Task brief =>
Find how many lines hold the word "ylabel". Give only the number.

Given records =>
_ _ _

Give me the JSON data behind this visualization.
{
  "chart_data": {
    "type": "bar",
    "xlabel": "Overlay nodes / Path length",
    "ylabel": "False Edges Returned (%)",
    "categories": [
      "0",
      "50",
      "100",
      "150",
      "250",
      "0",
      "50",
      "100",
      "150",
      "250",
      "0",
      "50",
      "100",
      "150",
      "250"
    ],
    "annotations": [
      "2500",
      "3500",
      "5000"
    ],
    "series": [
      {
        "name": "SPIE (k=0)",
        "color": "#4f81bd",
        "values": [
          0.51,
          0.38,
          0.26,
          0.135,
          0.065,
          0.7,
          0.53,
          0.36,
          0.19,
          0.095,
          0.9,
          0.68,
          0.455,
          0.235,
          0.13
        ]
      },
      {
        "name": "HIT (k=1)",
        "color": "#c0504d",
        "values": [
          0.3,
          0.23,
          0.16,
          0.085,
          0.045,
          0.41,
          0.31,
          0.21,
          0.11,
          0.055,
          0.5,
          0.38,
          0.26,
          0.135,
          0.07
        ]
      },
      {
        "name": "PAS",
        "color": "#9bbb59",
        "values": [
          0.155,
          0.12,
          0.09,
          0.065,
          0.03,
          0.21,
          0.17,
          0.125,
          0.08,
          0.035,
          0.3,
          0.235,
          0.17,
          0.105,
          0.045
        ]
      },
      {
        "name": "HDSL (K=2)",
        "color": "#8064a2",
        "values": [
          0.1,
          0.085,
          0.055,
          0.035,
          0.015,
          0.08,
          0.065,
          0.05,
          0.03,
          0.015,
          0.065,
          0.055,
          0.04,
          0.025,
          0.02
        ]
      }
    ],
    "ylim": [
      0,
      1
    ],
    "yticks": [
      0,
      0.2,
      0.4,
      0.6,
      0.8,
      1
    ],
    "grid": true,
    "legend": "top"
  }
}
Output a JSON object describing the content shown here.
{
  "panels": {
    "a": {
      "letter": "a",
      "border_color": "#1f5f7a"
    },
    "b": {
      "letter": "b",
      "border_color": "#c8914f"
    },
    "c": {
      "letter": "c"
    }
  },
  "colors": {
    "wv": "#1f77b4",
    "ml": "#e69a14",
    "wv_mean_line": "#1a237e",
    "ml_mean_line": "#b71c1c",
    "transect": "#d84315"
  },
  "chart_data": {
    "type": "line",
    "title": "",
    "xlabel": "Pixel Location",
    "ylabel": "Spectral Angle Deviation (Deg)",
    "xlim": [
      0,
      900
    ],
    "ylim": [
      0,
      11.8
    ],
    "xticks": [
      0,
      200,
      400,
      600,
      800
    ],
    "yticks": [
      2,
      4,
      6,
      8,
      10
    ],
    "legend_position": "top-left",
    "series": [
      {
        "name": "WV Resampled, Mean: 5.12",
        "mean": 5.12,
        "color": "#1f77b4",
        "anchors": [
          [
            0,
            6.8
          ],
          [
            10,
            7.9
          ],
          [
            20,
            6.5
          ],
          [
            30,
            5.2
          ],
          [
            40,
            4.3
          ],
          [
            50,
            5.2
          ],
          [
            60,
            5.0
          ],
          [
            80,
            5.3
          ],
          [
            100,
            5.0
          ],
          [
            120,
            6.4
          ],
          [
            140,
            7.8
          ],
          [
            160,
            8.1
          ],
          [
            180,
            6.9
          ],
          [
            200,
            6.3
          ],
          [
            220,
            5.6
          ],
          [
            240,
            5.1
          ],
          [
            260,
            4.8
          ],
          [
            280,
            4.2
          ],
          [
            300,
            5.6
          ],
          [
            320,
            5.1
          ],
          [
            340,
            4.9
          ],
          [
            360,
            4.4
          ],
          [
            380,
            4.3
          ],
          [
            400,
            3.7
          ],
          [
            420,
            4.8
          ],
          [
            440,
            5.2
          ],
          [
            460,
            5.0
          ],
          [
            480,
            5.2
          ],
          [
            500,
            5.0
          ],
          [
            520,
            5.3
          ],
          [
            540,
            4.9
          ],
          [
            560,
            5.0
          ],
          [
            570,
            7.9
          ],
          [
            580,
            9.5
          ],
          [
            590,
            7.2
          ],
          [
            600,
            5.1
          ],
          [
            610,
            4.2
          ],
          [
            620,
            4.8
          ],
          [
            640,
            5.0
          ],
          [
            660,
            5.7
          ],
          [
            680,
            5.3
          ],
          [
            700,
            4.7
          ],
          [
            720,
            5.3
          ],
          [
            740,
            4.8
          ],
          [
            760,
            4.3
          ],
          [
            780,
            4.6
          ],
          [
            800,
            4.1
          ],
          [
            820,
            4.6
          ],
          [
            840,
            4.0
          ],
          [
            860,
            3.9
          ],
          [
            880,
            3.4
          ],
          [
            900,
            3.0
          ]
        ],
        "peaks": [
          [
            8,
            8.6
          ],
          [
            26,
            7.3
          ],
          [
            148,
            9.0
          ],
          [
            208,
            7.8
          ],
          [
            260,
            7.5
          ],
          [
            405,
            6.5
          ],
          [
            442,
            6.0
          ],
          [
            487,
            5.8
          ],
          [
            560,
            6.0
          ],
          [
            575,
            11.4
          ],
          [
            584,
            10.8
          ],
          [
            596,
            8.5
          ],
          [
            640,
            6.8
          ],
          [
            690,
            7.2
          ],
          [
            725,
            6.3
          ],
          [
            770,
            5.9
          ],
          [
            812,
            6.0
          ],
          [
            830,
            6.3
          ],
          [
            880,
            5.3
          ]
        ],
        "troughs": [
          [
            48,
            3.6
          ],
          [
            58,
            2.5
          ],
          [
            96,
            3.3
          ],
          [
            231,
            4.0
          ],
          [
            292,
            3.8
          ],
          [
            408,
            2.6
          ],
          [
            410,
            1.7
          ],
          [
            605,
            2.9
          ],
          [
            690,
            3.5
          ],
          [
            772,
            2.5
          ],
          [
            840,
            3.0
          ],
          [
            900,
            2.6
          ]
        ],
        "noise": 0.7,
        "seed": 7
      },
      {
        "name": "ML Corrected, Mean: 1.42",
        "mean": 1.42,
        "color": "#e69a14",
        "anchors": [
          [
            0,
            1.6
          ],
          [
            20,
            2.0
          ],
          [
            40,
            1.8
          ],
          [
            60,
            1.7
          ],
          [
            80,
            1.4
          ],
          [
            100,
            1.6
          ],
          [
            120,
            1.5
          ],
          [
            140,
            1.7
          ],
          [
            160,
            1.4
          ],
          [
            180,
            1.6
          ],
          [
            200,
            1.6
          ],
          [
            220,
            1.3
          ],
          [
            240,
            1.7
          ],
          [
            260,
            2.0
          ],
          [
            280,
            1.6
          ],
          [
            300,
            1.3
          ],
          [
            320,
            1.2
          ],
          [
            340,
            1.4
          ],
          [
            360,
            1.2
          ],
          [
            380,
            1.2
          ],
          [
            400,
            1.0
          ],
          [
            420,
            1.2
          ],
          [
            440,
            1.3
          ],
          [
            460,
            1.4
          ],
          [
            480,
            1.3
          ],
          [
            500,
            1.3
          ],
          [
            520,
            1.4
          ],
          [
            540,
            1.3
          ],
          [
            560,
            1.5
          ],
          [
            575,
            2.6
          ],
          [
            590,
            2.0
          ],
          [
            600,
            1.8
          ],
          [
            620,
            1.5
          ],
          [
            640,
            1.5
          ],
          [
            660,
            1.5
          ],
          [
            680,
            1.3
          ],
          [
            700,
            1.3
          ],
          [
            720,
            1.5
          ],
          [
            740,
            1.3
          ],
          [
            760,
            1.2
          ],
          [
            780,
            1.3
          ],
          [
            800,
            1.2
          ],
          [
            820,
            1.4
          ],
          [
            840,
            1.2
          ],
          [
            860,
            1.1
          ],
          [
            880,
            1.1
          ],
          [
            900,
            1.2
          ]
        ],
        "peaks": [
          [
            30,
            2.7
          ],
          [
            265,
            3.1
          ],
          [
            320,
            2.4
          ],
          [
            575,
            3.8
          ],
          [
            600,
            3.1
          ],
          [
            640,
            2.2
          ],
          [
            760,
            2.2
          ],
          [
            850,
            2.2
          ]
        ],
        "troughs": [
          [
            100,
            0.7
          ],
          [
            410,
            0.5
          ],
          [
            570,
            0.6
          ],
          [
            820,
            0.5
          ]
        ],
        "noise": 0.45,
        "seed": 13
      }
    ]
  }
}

_ _ _

Finished task =>
2